(Collected data entries)
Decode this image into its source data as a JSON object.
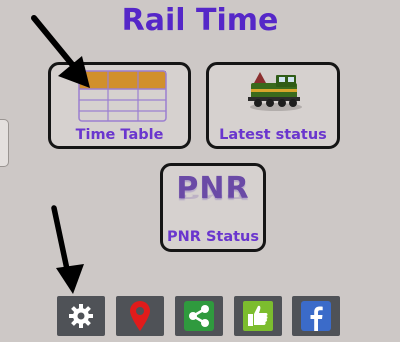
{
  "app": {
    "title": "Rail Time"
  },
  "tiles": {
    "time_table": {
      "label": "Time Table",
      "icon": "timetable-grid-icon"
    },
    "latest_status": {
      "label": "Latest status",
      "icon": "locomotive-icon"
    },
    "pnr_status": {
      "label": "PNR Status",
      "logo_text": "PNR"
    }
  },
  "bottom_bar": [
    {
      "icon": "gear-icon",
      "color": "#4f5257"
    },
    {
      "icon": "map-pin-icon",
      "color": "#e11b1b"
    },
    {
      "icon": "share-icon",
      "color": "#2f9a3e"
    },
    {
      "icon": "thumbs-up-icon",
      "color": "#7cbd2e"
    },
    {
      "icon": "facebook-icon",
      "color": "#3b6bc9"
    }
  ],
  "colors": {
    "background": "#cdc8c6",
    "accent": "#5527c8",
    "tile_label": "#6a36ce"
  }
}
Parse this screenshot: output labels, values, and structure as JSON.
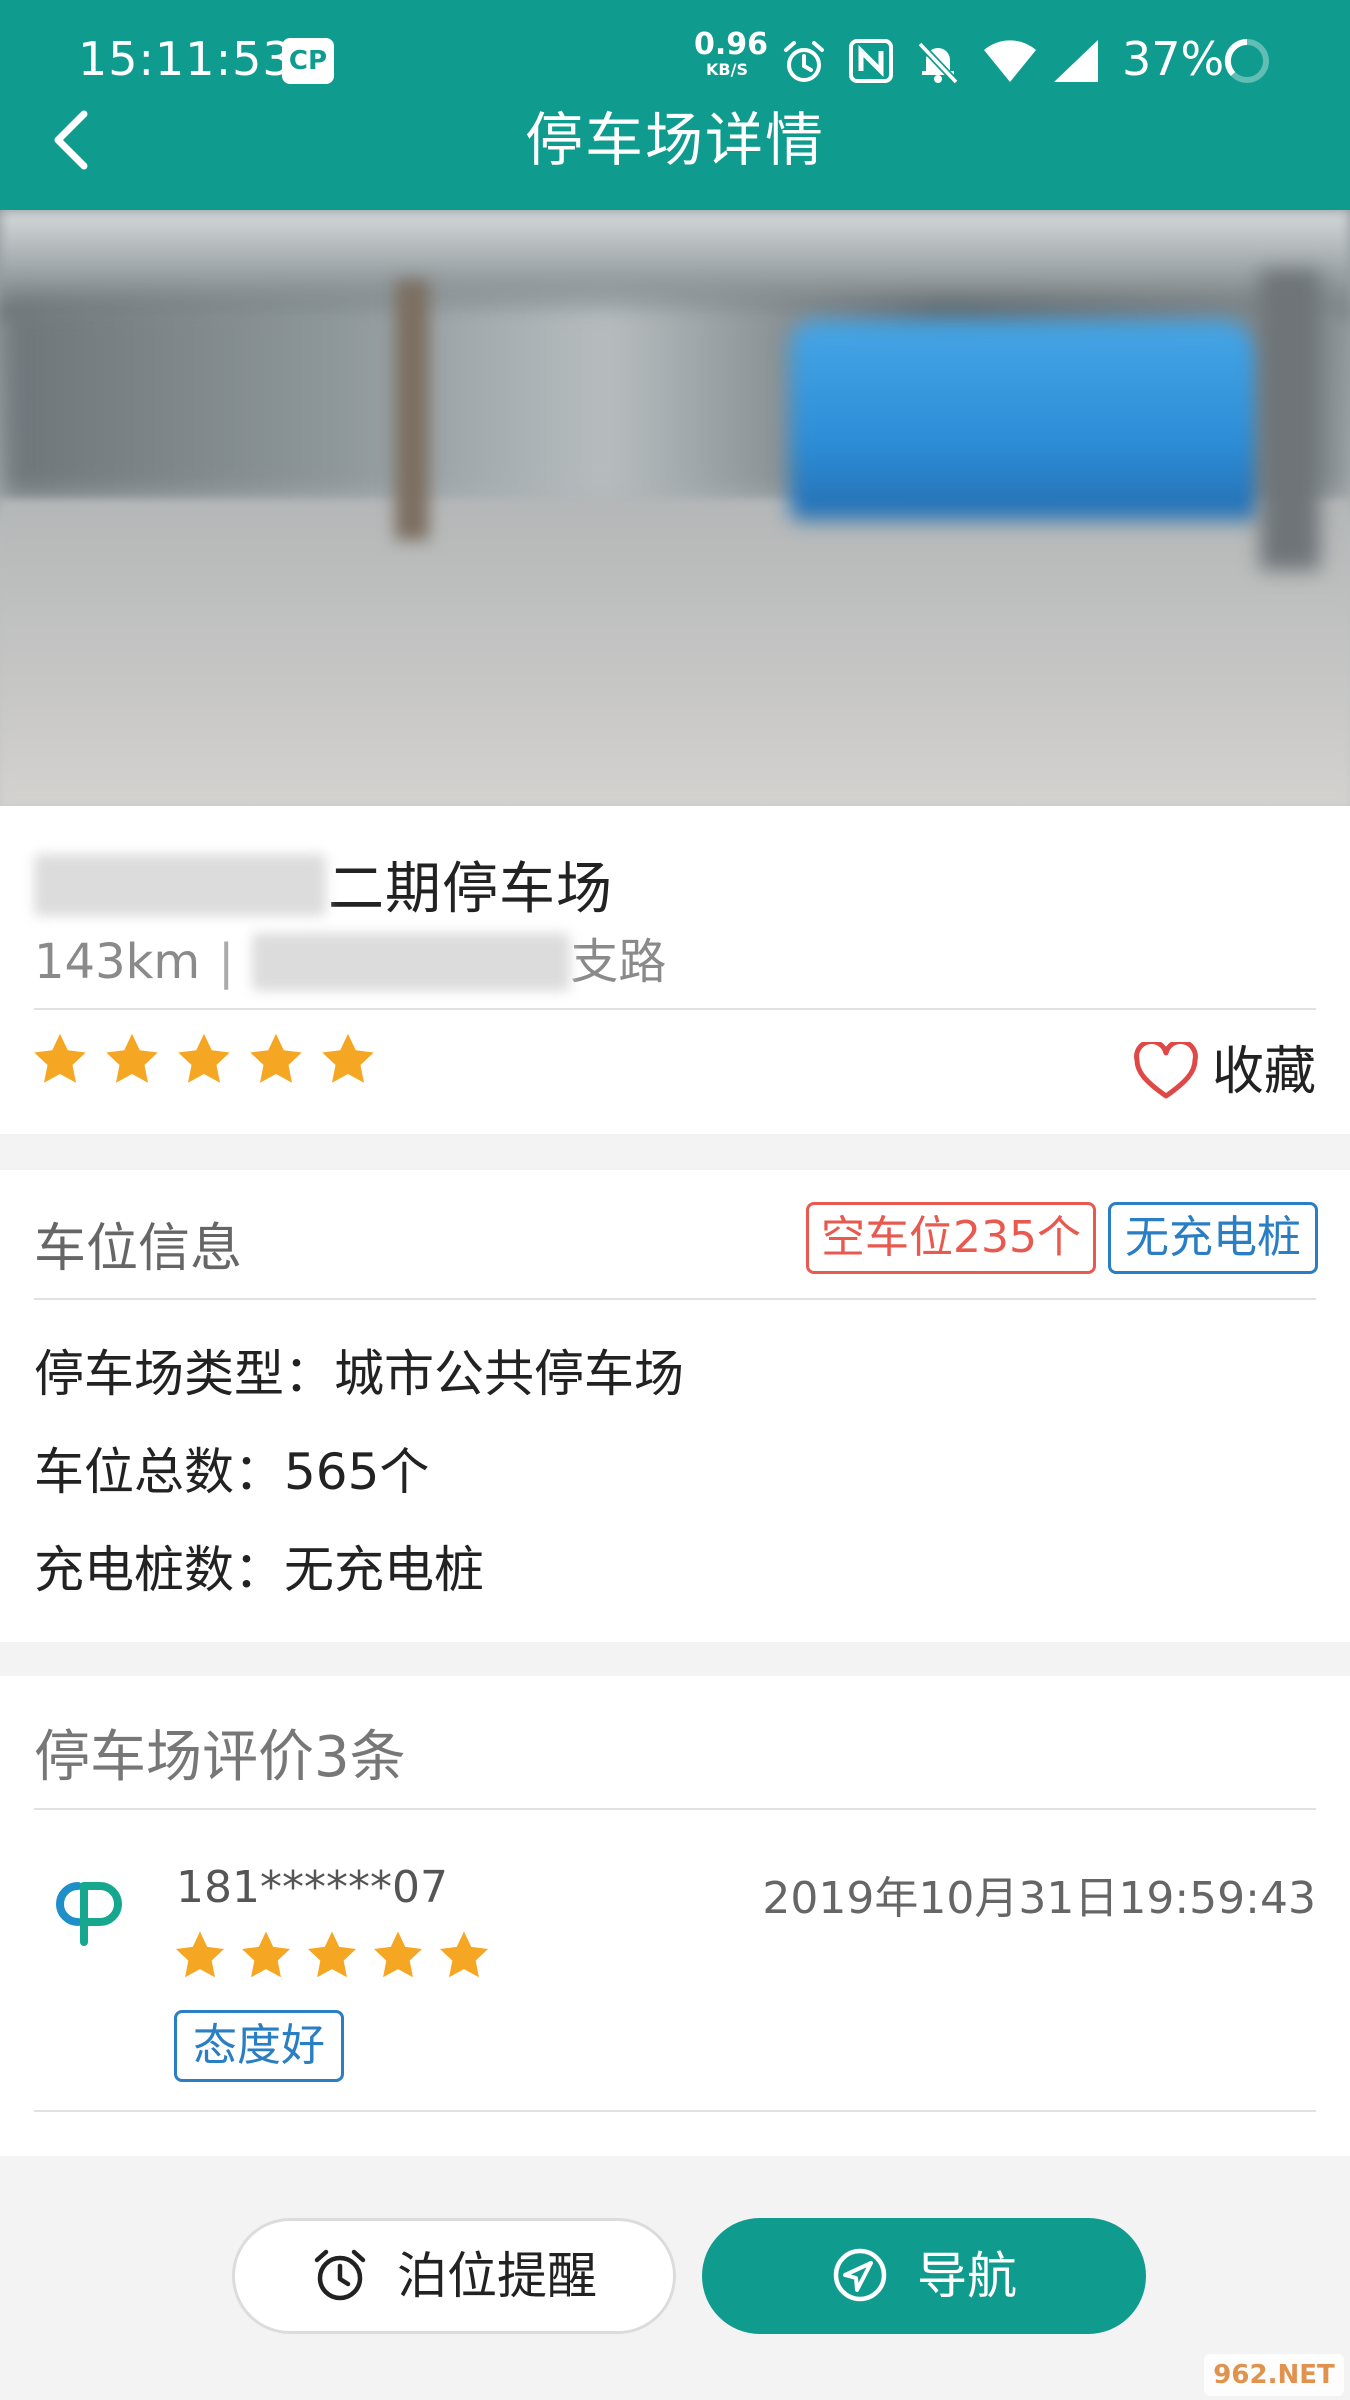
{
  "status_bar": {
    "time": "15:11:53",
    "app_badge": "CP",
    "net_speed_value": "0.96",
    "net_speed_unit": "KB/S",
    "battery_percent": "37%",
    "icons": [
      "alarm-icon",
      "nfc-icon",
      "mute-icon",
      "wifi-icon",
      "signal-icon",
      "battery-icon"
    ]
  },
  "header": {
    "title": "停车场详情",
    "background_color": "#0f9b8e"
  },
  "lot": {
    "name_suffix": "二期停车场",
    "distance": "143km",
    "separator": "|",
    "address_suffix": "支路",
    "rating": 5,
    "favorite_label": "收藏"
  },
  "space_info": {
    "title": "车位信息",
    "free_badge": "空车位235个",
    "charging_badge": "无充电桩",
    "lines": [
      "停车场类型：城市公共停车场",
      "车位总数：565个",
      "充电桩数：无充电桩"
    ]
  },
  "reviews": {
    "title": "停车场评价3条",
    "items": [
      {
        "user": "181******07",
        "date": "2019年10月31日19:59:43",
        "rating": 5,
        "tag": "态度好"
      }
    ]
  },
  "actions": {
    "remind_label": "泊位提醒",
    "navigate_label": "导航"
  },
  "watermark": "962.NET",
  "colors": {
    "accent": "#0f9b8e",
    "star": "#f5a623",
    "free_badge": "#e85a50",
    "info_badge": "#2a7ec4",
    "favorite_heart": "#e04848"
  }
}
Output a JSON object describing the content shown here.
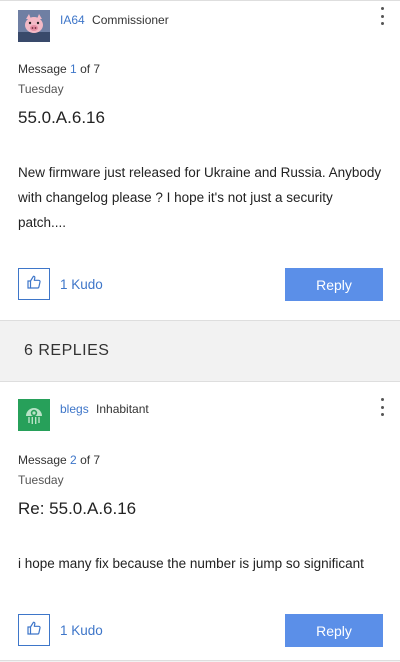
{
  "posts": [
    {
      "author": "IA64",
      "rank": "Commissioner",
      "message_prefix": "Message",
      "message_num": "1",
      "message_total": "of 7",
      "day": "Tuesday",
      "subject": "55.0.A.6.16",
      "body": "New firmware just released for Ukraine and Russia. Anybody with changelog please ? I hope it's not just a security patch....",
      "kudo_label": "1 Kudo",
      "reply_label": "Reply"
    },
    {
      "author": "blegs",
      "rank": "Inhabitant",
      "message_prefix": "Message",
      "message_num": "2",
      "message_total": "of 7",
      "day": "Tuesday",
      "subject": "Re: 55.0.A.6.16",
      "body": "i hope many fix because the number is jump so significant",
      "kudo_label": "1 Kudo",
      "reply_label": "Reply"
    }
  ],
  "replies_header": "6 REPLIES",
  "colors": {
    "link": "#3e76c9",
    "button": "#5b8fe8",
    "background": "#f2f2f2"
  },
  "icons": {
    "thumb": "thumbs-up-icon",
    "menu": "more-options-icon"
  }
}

WHAT THIS TASK INVOLVES
Repeat the material above verbatim. Leave the pictures behind.

RESPONSE BELOW
Decode this image into its source data as a JSON object.
{
  "app": {
    "title": "Rail Time"
  },
  "tiles": {
    "time_table": {
      "label": "Time Table",
      "icon": "timetable-grid-icon"
    },
    "latest_status": {
      "label": "Latest status",
      "icon": "locomotive-icon"
    },
    "pnr_status": {
      "label": "PNR Status",
      "logo_text": "PNR"
    }
  },
  "bottom_bar": [
    {
      "icon": "gear-icon",
      "color": "#4f5257"
    },
    {
      "icon": "map-pin-icon",
      "color": "#e11b1b"
    },
    {
      "icon": "share-icon",
      "color": "#2f9a3e"
    },
    {
      "icon": "thumbs-up-icon",
      "color": "#7cbd2e"
    },
    {
      "icon": "facebook-icon",
      "color": "#3b6bc9"
    }
  ],
  "colors": {
    "background": "#cdc8c6",
    "accent": "#5527c8",
    "tile_label": "#6a36ce"
  }
}
Parse this screenshot: output labels, values, and structure as JSON.
{
  "status_bar": {
    "time": "15:11:53",
    "app_badge": "CP",
    "net_speed_value": "0.96",
    "net_speed_unit": "KB/S",
    "battery_percent": "37%",
    "icons": [
      "alarm-icon",
      "nfc-icon",
      "mute-icon",
      "wifi-icon",
      "signal-icon",
      "battery-icon"
    ]
  },
  "header": {
    "title": "停车场详情",
    "background_color": "#0f9b8e"
  },
  "lot": {
    "name_suffix": "二期停车场",
    "distance": "143km",
    "separator": "|",
    "address_suffix": "支路",
    "rating": 5,
    "favorite_label": "收藏"
  },
  "space_info": {
    "title": "车位信息",
    "free_badge": "空车位235个",
    "charging_badge": "无充电桩",
    "lines": [
      "停车场类型：城市公共停车场",
      "车位总数：565个",
      "充电桩数：无充电桩"
    ]
  },
  "reviews": {
    "title": "停车场评价3条",
    "items": [
      {
        "user": "181******07",
        "date": "2019年10月31日19:59:43",
        "rating": 5,
        "tag": "态度好"
      }
    ]
  },
  "actions": {
    "remind_label": "泊位提醒",
    "navigate_label": "导航"
  },
  "watermark": "962.NET",
  "colors": {
    "accent": "#0f9b8e",
    "star": "#f5a623",
    "free_badge": "#e85a50",
    "info_badge": "#2a7ec4",
    "favorite_heart": "#e04848"
  }
}
Output a JSON object describing the content shown here.
{
  "posts": [
    {
      "author": "IA64",
      "rank": "Commissioner",
      "message_prefix": "Message",
      "message_num": "1",
      "message_total": "of 7",
      "day": "Tuesday",
      "subject": "55.0.A.6.16",
      "body": "New firmware just released for Ukraine and Russia. Anybody with changelog please ? I hope it's not just a security patch....",
      "kudo_label": "1 Kudo",
      "reply_label": "Reply"
    },
    {
      "author": "blegs",
      "rank": "Inhabitant",
      "message_prefix": "Message",
      "message_num": "2",
      "message_total": "of 7",
      "day": "Tuesday",
      "subject": "Re: 55.0.A.6.16",
      "body": "i hope many fix because the number is jump so significant",
      "kudo_label": "1 Kudo",
      "reply_label": "Reply"
    }
  ],
  "replies_header": "6 REPLIES",
  "colors": {
    "link": "#3e76c9",
    "button": "#5b8fe8",
    "background": "#f2f2f2"
  },
  "icons": {
    "thumb": "thumbs-up-icon",
    "menu": "more-options-icon"
  }
}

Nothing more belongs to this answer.